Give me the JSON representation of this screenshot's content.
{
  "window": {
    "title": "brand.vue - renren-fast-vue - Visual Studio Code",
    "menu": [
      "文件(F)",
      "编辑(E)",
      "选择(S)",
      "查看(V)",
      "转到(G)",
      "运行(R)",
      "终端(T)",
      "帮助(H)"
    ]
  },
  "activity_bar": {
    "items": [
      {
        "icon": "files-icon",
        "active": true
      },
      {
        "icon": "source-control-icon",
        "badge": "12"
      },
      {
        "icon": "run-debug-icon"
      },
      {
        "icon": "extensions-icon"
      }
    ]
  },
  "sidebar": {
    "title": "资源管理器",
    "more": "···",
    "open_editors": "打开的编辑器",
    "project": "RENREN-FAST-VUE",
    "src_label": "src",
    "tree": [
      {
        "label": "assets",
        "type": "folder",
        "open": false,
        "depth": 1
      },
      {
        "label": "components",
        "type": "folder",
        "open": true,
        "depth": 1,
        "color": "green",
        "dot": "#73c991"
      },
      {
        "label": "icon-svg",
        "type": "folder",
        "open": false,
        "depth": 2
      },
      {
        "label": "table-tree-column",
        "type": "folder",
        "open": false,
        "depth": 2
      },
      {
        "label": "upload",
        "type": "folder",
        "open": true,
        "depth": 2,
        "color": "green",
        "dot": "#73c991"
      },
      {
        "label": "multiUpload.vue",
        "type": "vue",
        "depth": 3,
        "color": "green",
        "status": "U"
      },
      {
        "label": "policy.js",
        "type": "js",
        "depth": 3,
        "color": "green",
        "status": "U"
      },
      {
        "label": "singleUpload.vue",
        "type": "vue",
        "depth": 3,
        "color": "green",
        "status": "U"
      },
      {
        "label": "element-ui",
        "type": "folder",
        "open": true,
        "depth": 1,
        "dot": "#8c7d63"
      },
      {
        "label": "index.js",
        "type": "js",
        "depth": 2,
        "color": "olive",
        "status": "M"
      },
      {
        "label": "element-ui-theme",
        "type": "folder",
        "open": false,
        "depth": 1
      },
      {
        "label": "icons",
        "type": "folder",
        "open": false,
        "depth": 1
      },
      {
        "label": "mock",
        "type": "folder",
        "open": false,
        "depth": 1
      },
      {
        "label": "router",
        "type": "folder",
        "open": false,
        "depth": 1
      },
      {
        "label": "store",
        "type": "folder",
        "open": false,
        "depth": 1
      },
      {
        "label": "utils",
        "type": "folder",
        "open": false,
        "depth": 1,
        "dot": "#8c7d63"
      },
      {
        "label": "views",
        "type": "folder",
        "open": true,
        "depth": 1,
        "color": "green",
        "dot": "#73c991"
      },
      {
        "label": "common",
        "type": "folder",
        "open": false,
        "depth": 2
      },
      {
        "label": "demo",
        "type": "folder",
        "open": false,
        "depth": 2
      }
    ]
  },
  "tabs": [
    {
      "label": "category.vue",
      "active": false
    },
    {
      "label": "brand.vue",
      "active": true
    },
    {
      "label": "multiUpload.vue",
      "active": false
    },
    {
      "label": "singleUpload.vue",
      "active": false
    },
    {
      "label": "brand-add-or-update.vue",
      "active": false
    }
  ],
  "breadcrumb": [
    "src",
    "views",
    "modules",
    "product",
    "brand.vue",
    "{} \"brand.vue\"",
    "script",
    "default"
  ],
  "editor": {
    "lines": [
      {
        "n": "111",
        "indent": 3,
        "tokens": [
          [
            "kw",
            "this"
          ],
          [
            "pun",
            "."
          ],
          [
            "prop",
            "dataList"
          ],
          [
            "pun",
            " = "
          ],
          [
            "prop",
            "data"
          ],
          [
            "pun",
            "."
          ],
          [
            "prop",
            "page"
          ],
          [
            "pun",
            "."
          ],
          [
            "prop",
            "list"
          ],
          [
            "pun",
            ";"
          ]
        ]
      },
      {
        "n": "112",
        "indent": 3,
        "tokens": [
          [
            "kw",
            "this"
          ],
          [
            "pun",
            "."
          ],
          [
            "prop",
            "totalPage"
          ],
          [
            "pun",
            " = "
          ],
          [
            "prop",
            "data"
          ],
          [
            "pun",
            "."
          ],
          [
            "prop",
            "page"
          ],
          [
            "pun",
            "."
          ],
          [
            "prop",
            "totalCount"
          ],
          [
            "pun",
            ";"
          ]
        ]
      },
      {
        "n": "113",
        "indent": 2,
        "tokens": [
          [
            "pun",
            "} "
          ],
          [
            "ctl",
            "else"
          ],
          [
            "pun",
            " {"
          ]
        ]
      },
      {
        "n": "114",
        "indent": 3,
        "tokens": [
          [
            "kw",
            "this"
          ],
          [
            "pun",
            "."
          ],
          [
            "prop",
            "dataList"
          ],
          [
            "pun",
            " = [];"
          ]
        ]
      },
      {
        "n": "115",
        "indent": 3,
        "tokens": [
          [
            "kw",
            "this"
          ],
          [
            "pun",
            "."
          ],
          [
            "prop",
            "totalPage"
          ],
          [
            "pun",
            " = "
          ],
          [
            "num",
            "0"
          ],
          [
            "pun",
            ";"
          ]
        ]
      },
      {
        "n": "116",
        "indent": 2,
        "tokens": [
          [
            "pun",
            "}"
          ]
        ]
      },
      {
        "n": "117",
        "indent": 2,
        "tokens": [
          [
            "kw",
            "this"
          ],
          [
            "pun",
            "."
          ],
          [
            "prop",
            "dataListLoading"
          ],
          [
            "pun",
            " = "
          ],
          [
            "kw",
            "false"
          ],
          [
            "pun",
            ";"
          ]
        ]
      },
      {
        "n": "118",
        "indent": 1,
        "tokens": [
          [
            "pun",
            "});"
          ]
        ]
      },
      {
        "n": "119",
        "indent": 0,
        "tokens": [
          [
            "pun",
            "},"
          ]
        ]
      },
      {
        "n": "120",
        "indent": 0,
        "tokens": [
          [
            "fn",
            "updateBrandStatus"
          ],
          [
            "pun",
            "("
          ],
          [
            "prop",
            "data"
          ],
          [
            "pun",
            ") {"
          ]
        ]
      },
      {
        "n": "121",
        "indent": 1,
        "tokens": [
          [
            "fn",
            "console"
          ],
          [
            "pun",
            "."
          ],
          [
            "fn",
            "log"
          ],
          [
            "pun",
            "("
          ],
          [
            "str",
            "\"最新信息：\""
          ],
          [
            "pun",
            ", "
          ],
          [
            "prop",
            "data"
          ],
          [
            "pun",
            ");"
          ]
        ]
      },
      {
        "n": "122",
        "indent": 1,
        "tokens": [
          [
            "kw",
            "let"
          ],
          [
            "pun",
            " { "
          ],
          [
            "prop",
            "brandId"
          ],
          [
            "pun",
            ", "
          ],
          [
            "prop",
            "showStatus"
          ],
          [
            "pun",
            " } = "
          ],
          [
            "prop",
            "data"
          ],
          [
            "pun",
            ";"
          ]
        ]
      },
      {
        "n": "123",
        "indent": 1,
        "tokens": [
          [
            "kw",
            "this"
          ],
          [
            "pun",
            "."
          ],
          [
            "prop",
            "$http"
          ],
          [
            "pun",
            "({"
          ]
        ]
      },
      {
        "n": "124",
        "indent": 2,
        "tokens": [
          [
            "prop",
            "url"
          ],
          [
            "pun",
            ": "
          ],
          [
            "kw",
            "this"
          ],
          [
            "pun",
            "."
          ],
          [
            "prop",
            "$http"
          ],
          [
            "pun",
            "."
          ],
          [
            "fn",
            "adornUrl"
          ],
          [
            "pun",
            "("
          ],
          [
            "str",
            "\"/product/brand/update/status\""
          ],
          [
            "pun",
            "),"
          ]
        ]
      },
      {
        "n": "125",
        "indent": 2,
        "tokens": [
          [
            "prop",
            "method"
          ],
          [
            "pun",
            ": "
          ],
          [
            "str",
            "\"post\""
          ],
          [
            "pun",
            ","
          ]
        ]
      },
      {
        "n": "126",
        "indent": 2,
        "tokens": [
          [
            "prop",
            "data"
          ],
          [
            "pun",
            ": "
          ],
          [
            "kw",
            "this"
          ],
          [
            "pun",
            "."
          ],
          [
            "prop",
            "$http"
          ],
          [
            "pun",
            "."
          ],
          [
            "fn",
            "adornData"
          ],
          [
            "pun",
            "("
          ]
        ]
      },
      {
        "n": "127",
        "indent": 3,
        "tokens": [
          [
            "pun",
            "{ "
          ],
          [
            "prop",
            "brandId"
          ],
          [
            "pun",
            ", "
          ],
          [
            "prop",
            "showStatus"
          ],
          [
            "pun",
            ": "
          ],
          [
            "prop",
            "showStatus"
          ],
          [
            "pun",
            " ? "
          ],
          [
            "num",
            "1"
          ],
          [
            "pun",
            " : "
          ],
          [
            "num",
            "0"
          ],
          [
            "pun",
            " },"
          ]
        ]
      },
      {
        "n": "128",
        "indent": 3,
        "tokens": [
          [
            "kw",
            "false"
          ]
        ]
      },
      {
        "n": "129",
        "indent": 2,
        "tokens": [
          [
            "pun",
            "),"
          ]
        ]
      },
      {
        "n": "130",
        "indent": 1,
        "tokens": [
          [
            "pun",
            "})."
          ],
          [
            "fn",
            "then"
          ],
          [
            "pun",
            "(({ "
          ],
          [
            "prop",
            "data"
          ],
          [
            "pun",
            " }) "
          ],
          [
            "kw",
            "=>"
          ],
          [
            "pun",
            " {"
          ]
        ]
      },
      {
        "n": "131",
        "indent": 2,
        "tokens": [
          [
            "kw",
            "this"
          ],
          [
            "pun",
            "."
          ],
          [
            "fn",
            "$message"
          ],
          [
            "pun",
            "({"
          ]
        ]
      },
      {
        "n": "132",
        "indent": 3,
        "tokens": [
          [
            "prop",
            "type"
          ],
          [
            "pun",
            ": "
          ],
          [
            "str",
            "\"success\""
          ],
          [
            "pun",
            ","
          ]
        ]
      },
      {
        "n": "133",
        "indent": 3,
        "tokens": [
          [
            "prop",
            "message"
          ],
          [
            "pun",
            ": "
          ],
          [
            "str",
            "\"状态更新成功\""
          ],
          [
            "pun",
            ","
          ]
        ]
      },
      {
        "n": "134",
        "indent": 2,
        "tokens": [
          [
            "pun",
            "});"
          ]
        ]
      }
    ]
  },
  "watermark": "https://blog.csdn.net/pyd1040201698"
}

------------

Task objective: Out of the material above, select every line that holds the string "singleUpload".

Solution for this task:
        "label": "singleUpload.vue",
      "label": "singleUpload.vue",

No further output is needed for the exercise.